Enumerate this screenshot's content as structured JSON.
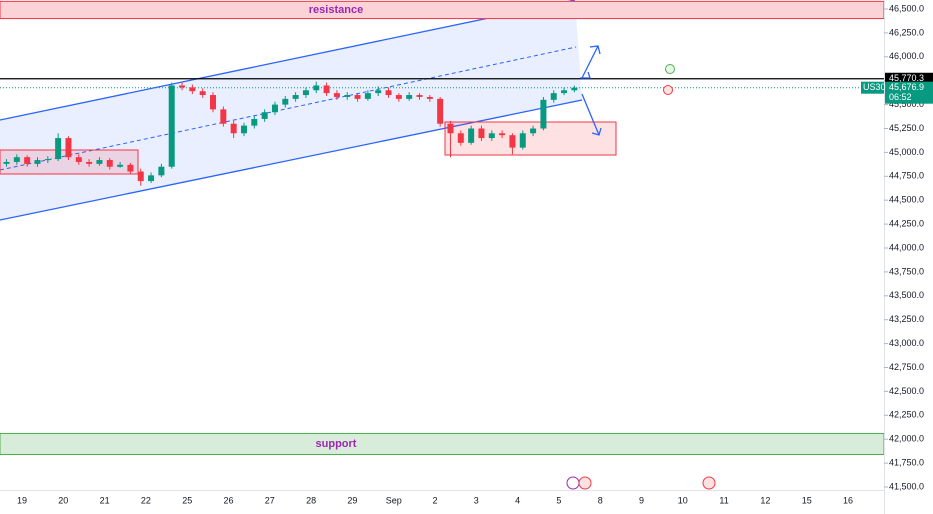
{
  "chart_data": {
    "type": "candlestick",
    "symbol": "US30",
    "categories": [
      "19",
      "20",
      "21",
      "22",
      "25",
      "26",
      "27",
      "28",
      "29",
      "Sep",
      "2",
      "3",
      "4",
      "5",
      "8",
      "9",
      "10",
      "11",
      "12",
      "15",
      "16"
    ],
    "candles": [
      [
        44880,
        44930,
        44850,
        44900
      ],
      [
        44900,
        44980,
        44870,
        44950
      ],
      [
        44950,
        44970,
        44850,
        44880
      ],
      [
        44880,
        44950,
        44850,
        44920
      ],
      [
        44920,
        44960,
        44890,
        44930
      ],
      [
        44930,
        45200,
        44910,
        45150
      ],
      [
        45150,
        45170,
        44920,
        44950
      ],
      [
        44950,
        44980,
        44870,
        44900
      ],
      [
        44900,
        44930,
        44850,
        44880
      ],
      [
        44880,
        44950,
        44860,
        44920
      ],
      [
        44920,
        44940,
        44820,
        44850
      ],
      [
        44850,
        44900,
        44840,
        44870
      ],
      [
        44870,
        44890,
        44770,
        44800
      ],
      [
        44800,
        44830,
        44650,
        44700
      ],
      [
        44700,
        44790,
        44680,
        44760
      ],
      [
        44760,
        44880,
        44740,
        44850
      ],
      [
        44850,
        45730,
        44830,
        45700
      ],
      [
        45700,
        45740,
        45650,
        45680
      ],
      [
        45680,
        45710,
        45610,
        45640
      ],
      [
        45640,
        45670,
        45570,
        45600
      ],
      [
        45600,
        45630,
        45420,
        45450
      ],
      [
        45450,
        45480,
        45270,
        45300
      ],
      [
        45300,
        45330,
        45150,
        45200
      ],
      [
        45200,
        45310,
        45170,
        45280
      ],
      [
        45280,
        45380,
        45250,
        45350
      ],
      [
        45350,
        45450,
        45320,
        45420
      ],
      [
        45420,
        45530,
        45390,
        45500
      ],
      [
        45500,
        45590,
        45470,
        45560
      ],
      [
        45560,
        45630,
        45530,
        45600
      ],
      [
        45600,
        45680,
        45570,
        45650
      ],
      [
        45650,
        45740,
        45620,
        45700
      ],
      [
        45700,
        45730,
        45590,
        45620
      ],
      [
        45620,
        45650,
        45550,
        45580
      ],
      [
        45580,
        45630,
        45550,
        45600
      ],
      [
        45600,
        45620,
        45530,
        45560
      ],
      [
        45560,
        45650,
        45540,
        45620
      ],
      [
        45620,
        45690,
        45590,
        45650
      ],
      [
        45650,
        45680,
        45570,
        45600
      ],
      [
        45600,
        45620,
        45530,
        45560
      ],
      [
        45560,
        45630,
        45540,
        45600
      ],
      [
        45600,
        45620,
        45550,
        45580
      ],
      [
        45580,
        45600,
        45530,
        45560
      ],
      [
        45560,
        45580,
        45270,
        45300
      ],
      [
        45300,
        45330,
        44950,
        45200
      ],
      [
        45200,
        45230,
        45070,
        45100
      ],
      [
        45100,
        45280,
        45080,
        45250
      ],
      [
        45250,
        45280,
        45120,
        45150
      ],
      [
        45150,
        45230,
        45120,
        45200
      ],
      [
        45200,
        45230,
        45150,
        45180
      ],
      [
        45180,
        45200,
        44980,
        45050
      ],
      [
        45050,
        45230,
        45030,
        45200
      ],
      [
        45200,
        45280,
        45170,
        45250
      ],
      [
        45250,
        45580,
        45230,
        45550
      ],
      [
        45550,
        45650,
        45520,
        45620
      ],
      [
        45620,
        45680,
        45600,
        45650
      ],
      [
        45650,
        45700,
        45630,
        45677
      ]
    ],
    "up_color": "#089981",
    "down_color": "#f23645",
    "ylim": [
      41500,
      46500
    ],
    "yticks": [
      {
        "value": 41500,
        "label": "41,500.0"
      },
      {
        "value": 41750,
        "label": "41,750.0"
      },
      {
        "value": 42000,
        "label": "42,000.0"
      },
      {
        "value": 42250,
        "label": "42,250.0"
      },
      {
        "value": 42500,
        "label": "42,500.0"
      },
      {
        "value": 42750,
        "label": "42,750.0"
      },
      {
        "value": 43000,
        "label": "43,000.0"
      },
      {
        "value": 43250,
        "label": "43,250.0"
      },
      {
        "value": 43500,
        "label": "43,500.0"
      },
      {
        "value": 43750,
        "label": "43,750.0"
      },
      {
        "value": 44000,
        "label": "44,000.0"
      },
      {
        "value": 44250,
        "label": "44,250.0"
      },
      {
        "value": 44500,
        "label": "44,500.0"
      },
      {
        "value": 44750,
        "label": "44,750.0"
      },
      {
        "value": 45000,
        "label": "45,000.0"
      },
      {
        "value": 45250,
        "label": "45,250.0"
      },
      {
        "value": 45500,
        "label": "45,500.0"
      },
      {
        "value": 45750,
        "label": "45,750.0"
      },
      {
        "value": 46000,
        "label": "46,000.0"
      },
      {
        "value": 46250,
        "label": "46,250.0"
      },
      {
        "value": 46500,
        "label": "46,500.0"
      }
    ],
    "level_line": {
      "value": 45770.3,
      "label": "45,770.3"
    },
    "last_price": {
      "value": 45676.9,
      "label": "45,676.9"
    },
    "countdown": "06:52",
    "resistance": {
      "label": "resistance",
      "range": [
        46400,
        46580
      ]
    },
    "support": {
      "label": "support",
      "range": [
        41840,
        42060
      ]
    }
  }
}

++++++++++++++++++++

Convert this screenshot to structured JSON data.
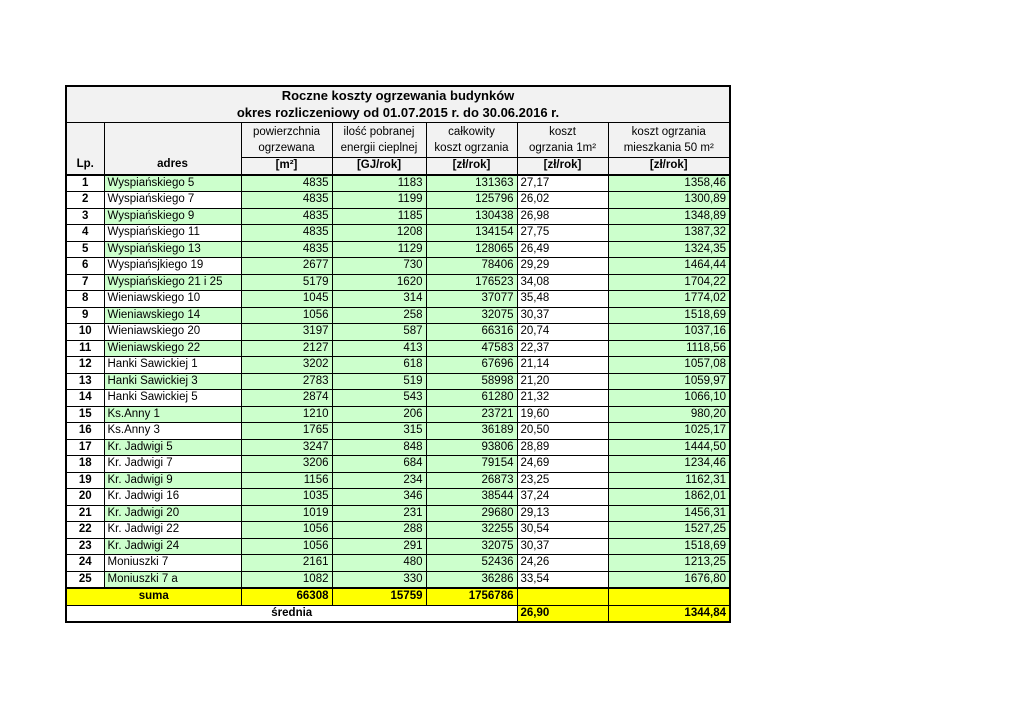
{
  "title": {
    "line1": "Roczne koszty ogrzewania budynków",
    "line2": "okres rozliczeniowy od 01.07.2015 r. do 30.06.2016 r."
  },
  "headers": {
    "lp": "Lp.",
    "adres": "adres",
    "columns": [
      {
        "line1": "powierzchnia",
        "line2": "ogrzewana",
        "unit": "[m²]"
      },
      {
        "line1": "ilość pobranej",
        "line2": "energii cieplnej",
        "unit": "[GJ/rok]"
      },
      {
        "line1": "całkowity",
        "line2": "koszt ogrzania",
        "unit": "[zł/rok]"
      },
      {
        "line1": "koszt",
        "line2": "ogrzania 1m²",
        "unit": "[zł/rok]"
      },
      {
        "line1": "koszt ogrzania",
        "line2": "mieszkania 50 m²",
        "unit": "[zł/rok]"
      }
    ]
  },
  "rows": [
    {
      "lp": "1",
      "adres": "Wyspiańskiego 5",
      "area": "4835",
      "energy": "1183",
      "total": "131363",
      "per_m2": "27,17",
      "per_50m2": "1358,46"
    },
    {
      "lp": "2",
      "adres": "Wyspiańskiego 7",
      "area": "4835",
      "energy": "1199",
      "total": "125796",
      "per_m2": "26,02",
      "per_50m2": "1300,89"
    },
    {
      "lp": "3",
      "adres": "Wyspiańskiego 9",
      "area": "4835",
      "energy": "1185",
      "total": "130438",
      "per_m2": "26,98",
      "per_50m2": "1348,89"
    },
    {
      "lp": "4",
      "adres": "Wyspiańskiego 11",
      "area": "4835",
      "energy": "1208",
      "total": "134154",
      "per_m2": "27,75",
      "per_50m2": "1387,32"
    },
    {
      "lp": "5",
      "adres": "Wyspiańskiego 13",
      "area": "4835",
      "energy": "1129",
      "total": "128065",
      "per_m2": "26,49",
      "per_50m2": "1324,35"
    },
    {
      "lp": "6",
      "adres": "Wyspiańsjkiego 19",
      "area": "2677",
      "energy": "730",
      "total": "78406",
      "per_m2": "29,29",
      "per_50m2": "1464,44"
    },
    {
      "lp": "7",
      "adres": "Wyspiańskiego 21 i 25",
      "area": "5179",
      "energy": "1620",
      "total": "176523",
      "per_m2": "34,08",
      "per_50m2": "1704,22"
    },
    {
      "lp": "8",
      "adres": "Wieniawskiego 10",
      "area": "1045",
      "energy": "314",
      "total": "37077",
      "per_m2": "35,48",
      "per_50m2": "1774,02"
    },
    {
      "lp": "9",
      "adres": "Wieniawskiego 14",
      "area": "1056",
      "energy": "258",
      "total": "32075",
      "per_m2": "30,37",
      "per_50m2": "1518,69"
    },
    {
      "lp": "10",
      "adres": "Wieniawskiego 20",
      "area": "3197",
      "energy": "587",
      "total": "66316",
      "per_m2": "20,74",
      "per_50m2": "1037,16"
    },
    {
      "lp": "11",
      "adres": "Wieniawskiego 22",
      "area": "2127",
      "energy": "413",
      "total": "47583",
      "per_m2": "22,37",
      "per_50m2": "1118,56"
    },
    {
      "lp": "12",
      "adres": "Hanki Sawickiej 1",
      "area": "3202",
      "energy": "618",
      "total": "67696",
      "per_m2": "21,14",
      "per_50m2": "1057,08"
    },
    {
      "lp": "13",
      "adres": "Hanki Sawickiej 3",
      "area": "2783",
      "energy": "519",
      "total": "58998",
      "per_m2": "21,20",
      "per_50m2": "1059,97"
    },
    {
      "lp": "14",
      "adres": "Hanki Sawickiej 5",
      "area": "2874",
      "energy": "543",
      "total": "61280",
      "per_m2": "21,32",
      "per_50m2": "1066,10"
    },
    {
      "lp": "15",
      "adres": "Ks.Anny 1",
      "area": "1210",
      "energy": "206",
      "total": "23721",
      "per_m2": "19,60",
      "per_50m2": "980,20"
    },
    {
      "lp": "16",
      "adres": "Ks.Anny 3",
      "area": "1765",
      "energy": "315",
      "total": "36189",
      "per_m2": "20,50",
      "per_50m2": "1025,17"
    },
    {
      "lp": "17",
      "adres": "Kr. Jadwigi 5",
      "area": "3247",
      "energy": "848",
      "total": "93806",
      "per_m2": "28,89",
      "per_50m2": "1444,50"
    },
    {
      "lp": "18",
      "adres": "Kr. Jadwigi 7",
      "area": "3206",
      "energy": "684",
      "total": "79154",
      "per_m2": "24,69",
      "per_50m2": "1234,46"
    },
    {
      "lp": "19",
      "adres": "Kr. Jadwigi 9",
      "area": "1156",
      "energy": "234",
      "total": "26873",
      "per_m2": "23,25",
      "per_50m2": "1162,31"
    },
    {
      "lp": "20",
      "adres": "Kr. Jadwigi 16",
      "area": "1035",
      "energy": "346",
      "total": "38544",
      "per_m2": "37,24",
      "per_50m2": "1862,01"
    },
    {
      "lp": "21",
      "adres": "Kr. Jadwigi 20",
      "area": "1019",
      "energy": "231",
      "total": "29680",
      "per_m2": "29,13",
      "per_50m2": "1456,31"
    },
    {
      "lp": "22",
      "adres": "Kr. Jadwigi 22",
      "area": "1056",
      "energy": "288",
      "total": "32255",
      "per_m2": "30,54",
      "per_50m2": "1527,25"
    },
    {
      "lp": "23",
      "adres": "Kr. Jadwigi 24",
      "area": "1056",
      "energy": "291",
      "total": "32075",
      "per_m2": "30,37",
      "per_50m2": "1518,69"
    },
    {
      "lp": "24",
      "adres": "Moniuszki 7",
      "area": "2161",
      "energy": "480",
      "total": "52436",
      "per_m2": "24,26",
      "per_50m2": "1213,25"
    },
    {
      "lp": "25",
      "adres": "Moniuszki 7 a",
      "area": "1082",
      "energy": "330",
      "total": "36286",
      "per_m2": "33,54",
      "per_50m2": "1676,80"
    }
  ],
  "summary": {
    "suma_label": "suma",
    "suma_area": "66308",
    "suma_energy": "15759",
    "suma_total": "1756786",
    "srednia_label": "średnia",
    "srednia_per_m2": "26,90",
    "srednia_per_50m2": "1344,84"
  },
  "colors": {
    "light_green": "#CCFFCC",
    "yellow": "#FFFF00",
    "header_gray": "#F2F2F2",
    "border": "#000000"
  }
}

++++++++++++++++++++

Problem details
Pick out and copy the lines of the material that include the word "Moniuszki".

Solved exercise
      "adres": "Moniuszki 7",
      "adres": "Moniuszki 7 a",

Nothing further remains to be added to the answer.